Scan the records and identify every line in which the string "trục" occurs, then return those lines.

[Extracted records]
★ ★ ★ ★ ★

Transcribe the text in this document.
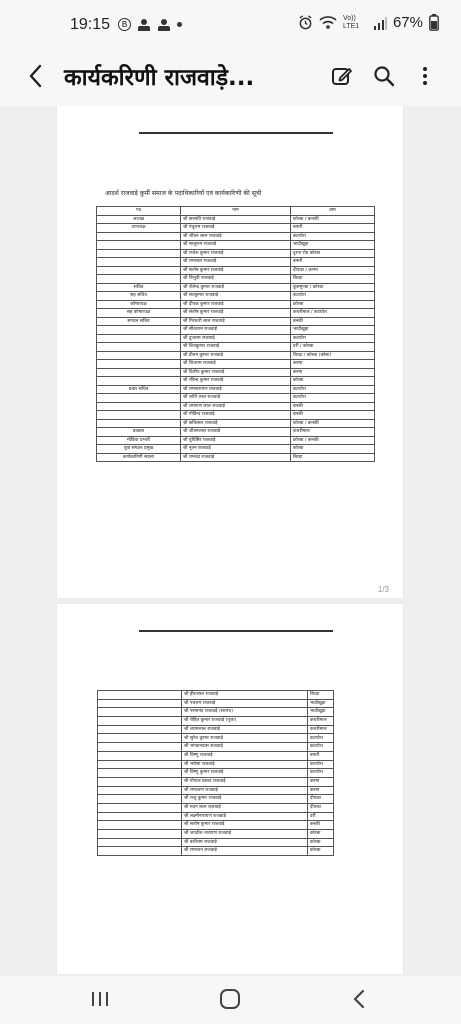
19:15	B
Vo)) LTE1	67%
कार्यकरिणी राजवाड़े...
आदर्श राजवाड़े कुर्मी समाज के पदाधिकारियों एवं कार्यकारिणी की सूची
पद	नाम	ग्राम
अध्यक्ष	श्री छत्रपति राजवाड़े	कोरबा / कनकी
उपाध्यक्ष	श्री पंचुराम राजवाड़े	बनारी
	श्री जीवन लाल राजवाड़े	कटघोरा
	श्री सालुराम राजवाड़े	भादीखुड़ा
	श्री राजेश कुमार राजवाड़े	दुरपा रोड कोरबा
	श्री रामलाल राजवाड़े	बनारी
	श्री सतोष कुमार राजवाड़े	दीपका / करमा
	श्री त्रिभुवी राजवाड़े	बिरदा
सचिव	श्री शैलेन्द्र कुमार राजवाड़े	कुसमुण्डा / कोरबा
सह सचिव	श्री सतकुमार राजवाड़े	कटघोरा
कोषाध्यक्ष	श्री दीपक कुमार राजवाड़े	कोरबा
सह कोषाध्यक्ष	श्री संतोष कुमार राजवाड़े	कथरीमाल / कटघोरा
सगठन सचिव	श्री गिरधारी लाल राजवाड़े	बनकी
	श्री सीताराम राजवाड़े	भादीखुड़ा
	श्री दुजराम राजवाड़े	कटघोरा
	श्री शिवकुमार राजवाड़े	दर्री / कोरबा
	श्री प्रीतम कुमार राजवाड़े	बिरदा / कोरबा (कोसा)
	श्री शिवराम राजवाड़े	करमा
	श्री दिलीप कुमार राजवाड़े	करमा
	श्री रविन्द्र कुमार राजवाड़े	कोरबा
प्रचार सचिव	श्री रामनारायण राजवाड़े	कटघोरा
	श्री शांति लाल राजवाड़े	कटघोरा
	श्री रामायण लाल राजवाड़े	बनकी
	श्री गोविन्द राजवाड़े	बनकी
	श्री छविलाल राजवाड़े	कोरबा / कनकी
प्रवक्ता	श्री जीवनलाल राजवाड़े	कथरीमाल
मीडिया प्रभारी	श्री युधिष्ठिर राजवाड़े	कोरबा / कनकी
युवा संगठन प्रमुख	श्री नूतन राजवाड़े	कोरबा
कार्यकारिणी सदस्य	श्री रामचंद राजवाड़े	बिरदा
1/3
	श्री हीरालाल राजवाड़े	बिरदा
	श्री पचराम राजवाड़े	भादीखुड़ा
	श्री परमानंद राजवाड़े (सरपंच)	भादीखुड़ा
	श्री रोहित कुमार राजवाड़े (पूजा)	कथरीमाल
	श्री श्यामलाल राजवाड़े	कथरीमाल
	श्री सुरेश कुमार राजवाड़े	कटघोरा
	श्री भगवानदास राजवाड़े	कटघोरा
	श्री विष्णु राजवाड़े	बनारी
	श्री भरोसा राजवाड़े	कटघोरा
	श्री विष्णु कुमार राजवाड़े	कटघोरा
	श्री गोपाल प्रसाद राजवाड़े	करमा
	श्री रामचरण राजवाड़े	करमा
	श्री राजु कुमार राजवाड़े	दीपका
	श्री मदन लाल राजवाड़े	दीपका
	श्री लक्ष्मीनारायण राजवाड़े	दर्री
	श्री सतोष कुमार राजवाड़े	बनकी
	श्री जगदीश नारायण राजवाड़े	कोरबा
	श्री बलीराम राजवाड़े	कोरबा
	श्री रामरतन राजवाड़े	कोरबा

★ ★ ★ ★ ★

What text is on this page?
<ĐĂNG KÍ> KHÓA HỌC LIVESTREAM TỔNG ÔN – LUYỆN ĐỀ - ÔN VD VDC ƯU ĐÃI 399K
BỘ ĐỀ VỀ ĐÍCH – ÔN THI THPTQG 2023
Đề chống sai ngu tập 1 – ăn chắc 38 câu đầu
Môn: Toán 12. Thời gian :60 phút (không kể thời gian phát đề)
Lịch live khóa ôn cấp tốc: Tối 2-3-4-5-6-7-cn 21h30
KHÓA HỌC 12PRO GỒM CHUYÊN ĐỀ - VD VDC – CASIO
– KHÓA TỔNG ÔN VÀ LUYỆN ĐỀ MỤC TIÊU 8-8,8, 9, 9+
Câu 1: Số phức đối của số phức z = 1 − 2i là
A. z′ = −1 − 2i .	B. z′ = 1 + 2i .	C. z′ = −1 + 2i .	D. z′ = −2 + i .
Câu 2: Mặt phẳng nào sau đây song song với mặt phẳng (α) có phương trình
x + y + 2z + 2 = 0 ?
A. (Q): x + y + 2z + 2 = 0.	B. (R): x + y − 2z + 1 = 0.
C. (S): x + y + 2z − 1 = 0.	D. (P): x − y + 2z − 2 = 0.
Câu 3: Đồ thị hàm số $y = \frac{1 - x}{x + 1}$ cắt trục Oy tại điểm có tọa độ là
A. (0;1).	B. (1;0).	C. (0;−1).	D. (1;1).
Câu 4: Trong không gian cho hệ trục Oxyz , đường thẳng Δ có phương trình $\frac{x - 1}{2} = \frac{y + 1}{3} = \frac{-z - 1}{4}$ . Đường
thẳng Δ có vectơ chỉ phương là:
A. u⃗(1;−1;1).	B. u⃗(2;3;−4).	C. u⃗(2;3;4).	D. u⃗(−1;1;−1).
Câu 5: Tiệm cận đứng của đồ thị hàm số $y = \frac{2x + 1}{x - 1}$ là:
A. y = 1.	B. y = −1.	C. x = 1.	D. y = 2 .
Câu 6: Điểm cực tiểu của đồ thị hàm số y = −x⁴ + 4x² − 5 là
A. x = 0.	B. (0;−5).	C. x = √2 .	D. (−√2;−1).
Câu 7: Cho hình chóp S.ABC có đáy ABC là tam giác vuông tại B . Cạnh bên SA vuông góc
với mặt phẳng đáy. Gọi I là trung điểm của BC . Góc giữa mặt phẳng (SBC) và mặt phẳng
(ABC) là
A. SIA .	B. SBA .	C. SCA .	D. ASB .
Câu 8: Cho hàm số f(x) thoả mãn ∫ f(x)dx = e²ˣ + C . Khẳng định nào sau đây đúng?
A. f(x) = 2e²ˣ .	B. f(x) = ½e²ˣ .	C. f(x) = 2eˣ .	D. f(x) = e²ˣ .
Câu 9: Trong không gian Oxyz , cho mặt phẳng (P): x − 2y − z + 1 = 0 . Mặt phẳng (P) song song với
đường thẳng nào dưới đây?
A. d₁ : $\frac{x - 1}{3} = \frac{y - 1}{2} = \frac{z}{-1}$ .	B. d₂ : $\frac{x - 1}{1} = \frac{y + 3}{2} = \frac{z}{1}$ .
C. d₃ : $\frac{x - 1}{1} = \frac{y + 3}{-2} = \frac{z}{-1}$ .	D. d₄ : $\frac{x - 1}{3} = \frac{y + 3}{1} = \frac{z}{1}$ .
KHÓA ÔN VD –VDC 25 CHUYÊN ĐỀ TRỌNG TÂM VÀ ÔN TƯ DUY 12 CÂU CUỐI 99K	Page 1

★ ★ ★ ★ ★

**Reply to the task:**
Câu 3: Đồ thị hàm số $y = \frac{1 - x}{x + 1}$ cắt trục Oy tại điểm có tọa độ là
Câu 4: Trong không gian cho hệ trục Oxyz , đường thẳng Δ có phương trình $\frac{x - 1}{2} = \frac{y + 1}{3} = \frac{-z - 1}{4}$ . Đường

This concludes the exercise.